▶ _Compito assegnato_: Indica quante righe delle voci qui sotto contengono la stringa "Word", distinguendo tra maiuscole e minuscole. Rispondi soltanto con il numero.
:: Dati forniti ::
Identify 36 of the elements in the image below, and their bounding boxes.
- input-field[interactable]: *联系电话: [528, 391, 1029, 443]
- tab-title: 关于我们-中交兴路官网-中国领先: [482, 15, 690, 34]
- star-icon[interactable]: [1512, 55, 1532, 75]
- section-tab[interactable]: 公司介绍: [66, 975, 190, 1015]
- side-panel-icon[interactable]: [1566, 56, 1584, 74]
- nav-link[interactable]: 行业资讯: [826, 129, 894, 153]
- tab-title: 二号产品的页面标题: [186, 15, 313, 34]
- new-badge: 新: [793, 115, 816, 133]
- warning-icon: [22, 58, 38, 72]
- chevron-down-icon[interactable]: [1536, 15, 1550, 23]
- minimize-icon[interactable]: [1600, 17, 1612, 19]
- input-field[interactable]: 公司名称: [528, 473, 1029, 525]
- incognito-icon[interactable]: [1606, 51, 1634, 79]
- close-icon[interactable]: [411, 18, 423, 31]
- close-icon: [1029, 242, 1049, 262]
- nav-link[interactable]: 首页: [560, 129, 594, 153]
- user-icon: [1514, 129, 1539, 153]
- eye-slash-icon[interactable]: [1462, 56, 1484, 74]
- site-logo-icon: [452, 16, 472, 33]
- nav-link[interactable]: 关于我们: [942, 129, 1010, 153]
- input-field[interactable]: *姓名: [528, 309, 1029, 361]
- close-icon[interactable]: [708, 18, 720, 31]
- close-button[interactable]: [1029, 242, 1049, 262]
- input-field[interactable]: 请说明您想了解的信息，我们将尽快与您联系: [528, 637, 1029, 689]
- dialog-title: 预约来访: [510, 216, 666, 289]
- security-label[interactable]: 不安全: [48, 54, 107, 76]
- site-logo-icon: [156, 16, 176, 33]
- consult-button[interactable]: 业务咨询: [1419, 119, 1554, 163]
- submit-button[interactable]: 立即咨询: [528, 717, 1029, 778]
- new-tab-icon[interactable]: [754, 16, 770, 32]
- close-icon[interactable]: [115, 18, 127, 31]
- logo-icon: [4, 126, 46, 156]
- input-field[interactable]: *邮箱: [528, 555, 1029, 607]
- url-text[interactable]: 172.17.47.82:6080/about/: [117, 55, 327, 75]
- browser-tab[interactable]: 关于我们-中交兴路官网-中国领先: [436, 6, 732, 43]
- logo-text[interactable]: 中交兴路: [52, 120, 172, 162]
:::
:: Dati forniti ::
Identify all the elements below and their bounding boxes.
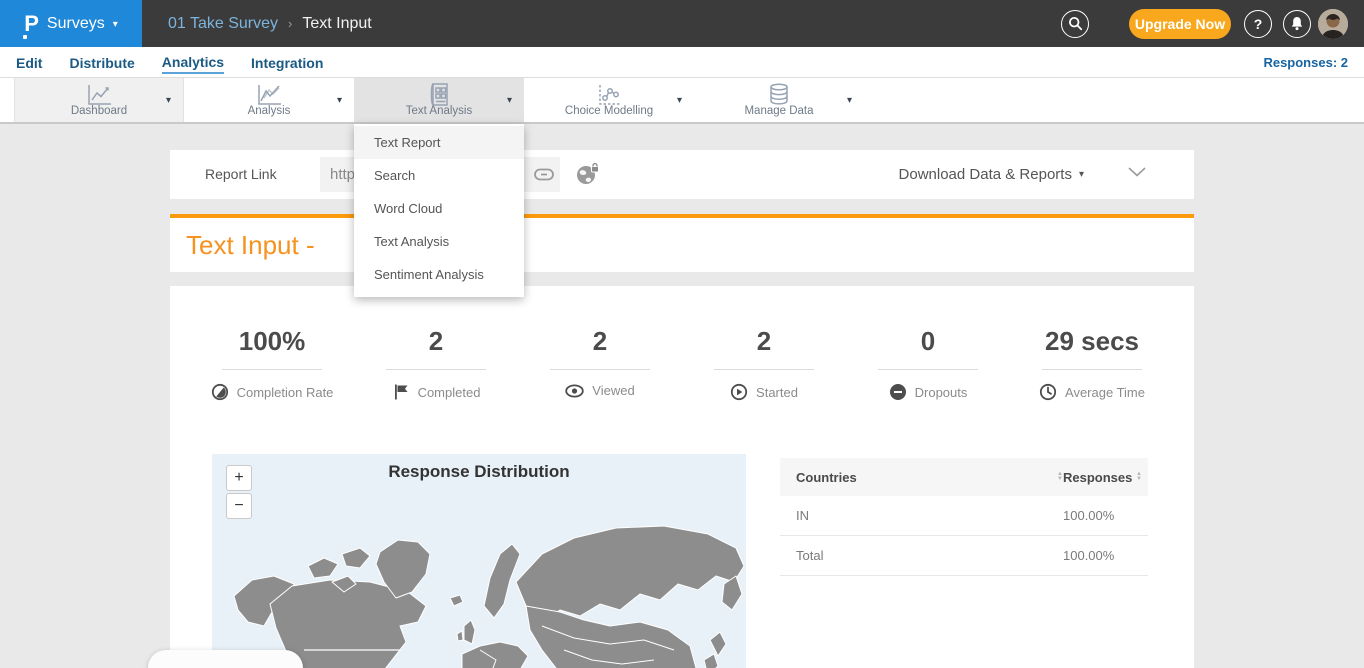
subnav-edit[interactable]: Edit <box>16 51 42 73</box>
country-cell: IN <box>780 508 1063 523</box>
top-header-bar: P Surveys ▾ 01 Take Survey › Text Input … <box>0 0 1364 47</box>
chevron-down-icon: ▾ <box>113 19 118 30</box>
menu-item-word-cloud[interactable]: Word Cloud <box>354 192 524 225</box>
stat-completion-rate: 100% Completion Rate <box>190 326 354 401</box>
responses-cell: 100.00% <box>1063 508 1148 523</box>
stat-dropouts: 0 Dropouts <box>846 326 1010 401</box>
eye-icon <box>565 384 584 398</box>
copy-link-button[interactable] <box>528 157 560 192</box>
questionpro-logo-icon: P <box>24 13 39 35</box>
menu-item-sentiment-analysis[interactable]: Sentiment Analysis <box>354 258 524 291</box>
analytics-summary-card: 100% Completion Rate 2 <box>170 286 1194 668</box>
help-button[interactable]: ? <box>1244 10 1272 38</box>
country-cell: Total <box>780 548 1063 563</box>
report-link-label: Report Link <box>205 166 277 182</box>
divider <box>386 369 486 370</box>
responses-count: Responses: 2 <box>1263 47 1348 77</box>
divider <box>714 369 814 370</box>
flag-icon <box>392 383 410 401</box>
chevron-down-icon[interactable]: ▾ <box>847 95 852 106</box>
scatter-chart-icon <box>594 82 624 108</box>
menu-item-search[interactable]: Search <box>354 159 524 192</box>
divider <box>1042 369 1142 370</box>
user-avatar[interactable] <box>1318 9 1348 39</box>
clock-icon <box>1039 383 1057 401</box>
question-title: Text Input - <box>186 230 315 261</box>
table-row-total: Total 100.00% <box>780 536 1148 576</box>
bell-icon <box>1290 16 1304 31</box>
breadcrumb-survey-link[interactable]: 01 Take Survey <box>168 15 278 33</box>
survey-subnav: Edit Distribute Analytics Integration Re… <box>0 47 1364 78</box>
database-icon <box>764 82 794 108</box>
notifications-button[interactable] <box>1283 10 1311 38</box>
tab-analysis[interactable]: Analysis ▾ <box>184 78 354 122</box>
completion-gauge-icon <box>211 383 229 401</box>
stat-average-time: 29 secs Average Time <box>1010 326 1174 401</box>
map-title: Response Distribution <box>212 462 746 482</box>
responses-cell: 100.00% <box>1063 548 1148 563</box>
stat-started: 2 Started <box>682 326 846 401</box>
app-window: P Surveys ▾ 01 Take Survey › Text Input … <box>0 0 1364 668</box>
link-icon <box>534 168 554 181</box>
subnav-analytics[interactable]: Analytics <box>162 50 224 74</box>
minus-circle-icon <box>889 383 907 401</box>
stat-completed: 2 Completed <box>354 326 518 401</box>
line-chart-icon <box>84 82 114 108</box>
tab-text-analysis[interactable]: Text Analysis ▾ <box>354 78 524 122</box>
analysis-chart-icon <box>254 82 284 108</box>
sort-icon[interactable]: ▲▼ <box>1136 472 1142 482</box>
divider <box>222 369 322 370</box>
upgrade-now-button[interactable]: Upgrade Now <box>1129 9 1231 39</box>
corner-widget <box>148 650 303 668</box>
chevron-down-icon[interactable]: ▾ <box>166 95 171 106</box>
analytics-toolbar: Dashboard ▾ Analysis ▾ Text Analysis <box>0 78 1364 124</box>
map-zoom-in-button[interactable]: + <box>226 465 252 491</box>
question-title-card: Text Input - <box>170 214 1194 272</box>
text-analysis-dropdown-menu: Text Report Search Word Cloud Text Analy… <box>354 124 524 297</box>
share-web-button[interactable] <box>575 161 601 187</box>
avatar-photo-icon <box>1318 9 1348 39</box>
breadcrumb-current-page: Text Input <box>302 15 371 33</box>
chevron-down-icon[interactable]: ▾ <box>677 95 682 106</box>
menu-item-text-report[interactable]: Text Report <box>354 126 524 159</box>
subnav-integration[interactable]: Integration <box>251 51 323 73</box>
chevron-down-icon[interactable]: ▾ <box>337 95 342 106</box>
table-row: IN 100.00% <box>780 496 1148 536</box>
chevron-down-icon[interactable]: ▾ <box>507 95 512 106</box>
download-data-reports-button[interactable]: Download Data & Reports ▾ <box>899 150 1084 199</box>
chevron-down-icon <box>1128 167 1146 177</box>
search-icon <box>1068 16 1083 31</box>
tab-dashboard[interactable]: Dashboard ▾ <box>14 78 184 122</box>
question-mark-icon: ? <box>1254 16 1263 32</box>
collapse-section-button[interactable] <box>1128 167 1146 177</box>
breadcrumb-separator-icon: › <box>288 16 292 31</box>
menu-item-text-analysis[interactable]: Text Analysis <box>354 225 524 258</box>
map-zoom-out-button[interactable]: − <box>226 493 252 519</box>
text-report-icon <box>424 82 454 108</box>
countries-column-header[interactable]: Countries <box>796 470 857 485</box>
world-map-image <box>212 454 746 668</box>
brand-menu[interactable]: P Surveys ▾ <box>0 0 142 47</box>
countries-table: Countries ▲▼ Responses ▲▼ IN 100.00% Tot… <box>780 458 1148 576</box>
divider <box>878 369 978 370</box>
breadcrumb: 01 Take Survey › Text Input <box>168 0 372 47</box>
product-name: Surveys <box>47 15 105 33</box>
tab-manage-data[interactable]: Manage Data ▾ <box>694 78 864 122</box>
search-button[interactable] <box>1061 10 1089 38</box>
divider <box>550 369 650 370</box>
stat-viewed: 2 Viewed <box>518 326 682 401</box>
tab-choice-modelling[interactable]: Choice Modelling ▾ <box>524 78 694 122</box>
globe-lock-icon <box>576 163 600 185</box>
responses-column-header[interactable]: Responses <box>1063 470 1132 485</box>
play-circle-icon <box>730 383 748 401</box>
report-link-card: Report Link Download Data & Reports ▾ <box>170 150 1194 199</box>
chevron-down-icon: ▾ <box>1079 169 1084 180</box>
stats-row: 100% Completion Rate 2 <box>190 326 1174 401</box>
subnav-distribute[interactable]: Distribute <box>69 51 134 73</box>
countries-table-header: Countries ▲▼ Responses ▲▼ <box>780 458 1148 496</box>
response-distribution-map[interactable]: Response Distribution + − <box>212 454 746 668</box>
:::
▶ _Soluzione svolta_: 2